[Extracted data start]

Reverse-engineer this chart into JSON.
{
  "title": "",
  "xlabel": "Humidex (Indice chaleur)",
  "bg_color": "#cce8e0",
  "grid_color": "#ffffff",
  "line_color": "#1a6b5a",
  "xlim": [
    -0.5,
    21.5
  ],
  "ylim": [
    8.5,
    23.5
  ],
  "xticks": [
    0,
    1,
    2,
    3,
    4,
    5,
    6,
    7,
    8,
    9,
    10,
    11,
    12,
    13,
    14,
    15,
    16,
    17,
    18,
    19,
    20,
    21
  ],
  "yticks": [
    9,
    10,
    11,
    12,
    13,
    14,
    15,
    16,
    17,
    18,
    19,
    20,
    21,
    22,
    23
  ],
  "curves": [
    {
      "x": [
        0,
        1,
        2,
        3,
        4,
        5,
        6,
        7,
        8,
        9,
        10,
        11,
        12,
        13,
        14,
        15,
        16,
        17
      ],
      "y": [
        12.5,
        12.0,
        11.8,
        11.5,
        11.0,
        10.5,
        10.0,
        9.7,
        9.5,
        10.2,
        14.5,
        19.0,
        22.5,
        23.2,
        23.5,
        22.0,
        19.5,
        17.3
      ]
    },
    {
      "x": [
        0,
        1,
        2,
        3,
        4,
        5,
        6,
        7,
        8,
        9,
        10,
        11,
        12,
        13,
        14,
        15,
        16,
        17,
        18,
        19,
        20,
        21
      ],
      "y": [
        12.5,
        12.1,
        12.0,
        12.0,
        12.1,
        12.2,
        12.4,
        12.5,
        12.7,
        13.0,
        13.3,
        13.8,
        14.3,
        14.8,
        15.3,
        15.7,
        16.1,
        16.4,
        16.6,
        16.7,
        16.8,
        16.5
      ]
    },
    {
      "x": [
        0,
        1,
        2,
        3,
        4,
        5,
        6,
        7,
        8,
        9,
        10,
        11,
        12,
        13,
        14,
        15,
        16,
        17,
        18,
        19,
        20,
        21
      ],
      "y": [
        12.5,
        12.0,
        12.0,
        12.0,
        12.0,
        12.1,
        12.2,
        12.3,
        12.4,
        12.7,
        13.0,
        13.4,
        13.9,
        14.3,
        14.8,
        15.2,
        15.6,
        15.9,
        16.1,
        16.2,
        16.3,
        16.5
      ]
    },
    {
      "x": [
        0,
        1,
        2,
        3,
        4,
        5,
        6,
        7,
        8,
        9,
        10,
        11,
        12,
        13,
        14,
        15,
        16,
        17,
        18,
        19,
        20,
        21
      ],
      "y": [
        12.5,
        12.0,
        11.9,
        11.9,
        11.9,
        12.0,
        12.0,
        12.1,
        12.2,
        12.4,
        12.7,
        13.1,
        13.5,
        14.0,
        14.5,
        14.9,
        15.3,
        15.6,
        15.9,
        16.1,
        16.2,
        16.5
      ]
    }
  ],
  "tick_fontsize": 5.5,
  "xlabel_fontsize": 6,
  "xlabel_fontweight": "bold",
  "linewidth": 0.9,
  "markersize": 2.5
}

[Extracted data end]

_Task:_
Each record above should be restated word for word.

_Written reply:_
Reverse-engineer this chart into JSON.
{
  "title": "",
  "xlabel": "Humidex (Indice chaleur)",
  "bg_color": "#cce8e0",
  "grid_color": "#ffffff",
  "line_color": "#1a6b5a",
  "xlim": [
    -0.5,
    21.5
  ],
  "ylim": [
    8.5,
    23.5
  ],
  "xticks": [
    0,
    1,
    2,
    3,
    4,
    5,
    6,
    7,
    8,
    9,
    10,
    11,
    12,
    13,
    14,
    15,
    16,
    17,
    18,
    19,
    20,
    21
  ],
  "yticks": [
    9,
    10,
    11,
    12,
    13,
    14,
    15,
    16,
    17,
    18,
    19,
    20,
    21,
    22,
    23
  ],
  "curves": [
    {
      "x": [
        0,
        1,
        2,
        3,
        4,
        5,
        6,
        7,
        8,
        9,
        10,
        11,
        12,
        13,
        14,
        15,
        16,
        17
      ],
      "y": [
        12.5,
        12.0,
        11.8,
        11.5,
        11.0,
        10.5,
        10.0,
        9.7,
        9.5,
        10.2,
        14.5,
        19.0,
        22.5,
        23.2,
        23.5,
        22.0,
        19.5,
        17.3
      ]
    },
    {
      "x": [
        0,
        1,
        2,
        3,
        4,
        5,
        6,
        7,
        8,
        9,
        10,
        11,
        12,
        13,
        14,
        15,
        16,
        17,
        18,
        19,
        20,
        21
      ],
      "y": [
        12.5,
        12.1,
        12.0,
        12.0,
        12.1,
        12.2,
        12.4,
        12.5,
        12.7,
        13.0,
        13.3,
        13.8,
        14.3,
        14.8,
        15.3,
        15.7,
        16.1,
        16.4,
        16.6,
        16.7,
        16.8,
        16.5
      ]
    },
    {
      "x": [
        0,
        1,
        2,
        3,
        4,
        5,
        6,
        7,
        8,
        9,
        10,
        11,
        12,
        13,
        14,
        15,
        16,
        17,
        18,
        19,
        20,
        21
      ],
      "y": [
        12.5,
        12.0,
        12.0,
        12.0,
        12.0,
        12.1,
        12.2,
        12.3,
        12.4,
        12.7,
        13.0,
        13.4,
        13.9,
        14.3,
        14.8,
        15.2,
        15.6,
        15.9,
        16.1,
        16.2,
        16.3,
        16.5
      ]
    },
    {
      "x": [
        0,
        1,
        2,
        3,
        4,
        5,
        6,
        7,
        8,
        9,
        10,
        11,
        12,
        13,
        14,
        15,
        16,
        17,
        18,
        19,
        20,
        21
      ],
      "y": [
        12.5,
        12.0,
        11.9,
        11.9,
        11.9,
        12.0,
        12.0,
        12.1,
        12.2,
        12.4,
        12.7,
        13.1,
        13.5,
        14.0,
        14.5,
        14.9,
        15.3,
        15.6,
        15.9,
        16.1,
        16.2,
        16.5
      ]
    }
  ],
  "tick_fontsize": 5.5,
  "xlabel_fontsize": 6,
  "xlabel_fontweight": "bold",
  "linewidth": 0.9,
  "markersize": 2.5
}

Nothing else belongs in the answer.